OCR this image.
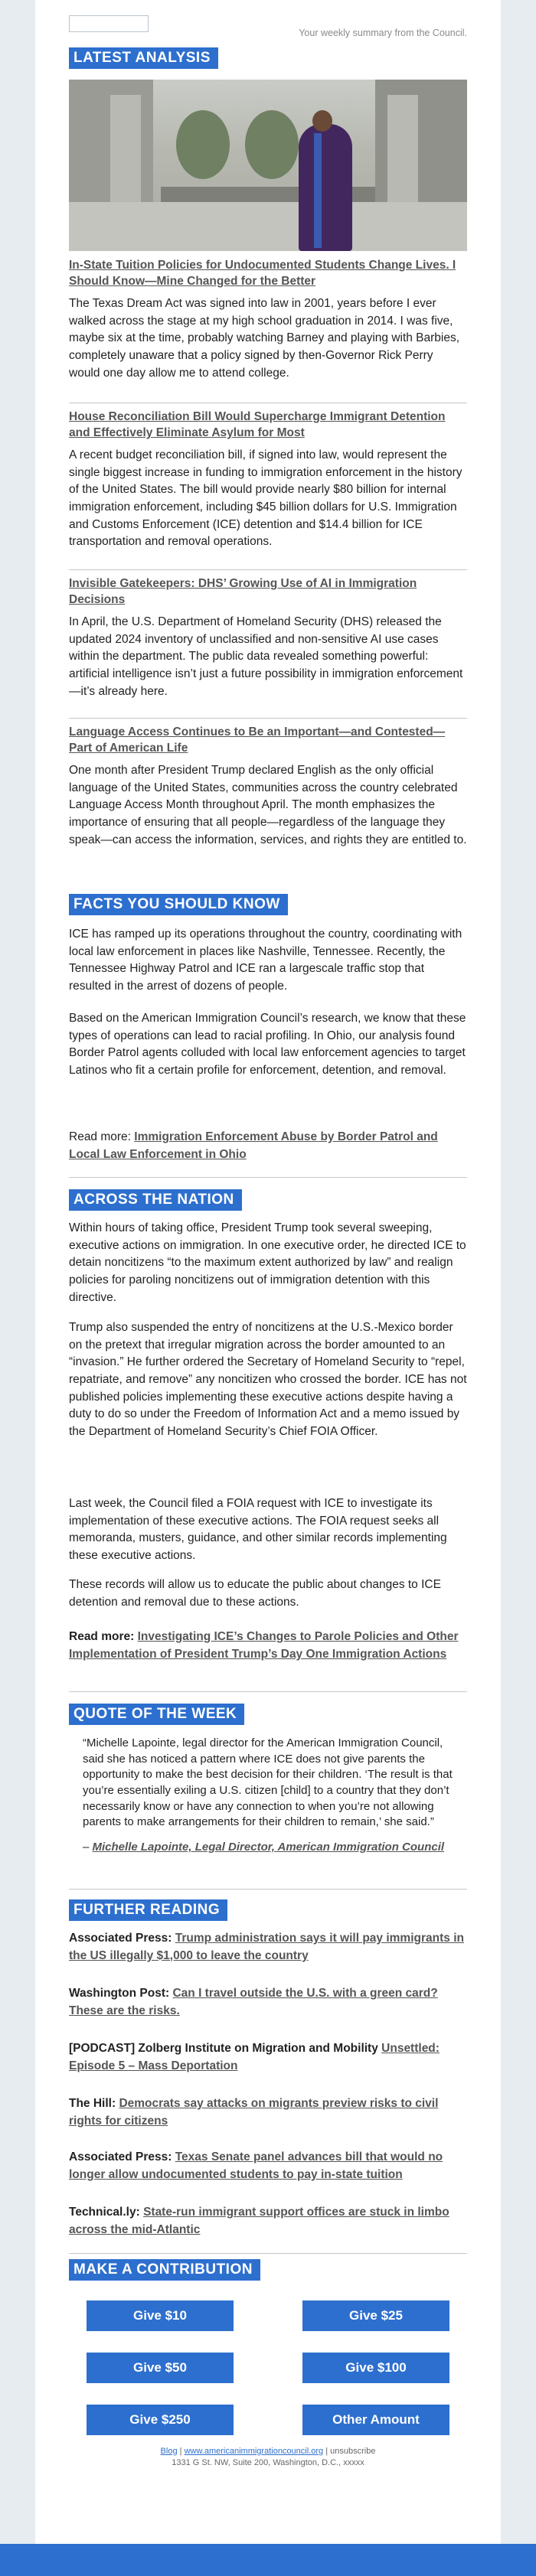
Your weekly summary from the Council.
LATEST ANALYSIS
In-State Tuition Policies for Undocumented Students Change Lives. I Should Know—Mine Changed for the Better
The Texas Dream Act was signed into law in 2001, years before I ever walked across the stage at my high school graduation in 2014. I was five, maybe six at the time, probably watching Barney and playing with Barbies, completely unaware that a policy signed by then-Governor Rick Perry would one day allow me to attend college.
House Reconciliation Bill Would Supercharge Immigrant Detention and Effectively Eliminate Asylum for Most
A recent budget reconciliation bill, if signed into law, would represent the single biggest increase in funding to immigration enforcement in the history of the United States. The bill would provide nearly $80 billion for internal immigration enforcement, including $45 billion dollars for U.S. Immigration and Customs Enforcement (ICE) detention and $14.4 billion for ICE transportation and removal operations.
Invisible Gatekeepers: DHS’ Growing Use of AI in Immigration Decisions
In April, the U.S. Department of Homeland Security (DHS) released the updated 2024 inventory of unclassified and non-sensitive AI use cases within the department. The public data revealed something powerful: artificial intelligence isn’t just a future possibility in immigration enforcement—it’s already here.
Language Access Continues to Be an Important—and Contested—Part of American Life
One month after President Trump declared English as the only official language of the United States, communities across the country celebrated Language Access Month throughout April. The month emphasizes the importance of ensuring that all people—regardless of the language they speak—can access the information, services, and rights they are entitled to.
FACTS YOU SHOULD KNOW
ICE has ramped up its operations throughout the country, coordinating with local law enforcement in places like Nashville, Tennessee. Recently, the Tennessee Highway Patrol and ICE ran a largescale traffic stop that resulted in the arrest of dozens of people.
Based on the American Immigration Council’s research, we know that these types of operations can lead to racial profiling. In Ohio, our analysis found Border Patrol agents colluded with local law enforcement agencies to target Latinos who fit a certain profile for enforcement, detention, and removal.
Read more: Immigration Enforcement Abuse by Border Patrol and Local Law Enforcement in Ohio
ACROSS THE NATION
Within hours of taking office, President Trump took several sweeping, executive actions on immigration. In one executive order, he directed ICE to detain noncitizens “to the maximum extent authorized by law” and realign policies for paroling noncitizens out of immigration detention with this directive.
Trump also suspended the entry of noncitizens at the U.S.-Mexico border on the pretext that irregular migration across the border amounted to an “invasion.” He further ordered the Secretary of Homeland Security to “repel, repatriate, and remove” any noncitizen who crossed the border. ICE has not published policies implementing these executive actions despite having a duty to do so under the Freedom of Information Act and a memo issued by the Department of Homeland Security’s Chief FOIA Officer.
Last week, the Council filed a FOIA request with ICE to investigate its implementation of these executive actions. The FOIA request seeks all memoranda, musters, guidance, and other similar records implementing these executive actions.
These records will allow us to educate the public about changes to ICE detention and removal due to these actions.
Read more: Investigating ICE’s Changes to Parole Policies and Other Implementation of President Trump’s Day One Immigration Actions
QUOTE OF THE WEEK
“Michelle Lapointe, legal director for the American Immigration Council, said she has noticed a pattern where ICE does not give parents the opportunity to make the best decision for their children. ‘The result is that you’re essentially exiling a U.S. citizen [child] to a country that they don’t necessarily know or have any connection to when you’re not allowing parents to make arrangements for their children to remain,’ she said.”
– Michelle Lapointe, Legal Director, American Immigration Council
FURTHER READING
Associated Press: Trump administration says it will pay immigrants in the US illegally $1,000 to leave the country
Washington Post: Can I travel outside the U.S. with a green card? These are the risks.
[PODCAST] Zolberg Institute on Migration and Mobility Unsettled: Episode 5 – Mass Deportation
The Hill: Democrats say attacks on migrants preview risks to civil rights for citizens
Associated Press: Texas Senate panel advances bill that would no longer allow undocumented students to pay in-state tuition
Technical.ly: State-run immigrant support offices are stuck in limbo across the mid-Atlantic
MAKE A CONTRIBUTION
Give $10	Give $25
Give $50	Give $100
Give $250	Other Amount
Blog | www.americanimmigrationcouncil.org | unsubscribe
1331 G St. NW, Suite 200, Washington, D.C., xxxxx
---
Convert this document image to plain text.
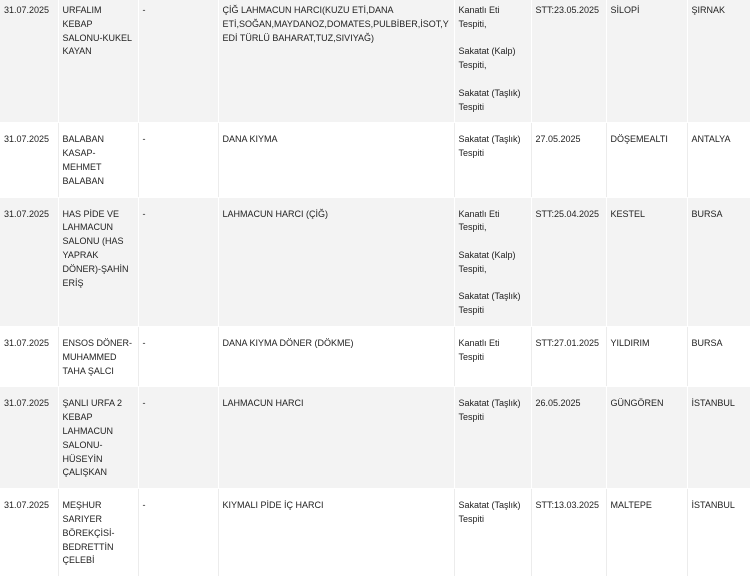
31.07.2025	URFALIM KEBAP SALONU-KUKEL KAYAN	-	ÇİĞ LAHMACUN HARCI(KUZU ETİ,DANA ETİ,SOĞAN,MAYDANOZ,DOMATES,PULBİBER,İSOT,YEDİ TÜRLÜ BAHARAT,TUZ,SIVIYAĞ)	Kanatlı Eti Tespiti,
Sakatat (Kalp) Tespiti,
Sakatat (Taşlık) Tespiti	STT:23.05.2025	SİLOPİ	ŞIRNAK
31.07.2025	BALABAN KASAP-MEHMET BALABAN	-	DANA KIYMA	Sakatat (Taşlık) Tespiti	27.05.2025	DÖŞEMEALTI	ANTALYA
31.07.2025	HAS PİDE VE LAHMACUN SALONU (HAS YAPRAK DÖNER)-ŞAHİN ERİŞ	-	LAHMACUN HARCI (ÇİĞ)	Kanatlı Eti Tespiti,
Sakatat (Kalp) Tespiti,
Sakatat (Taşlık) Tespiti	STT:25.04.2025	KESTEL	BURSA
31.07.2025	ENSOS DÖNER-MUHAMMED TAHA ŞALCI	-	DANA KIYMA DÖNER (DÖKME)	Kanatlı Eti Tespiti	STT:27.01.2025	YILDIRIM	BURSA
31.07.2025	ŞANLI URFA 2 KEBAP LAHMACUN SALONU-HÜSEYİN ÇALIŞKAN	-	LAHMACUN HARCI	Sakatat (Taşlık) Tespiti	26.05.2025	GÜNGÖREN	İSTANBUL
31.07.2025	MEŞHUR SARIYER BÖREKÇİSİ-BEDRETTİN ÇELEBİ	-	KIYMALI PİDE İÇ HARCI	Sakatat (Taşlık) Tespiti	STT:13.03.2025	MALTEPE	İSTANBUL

#### PROBLEM TO WORK ON
How many lines in these records hold the string "Language"? Reply with the number alone.

#### TASK SOLUTION
2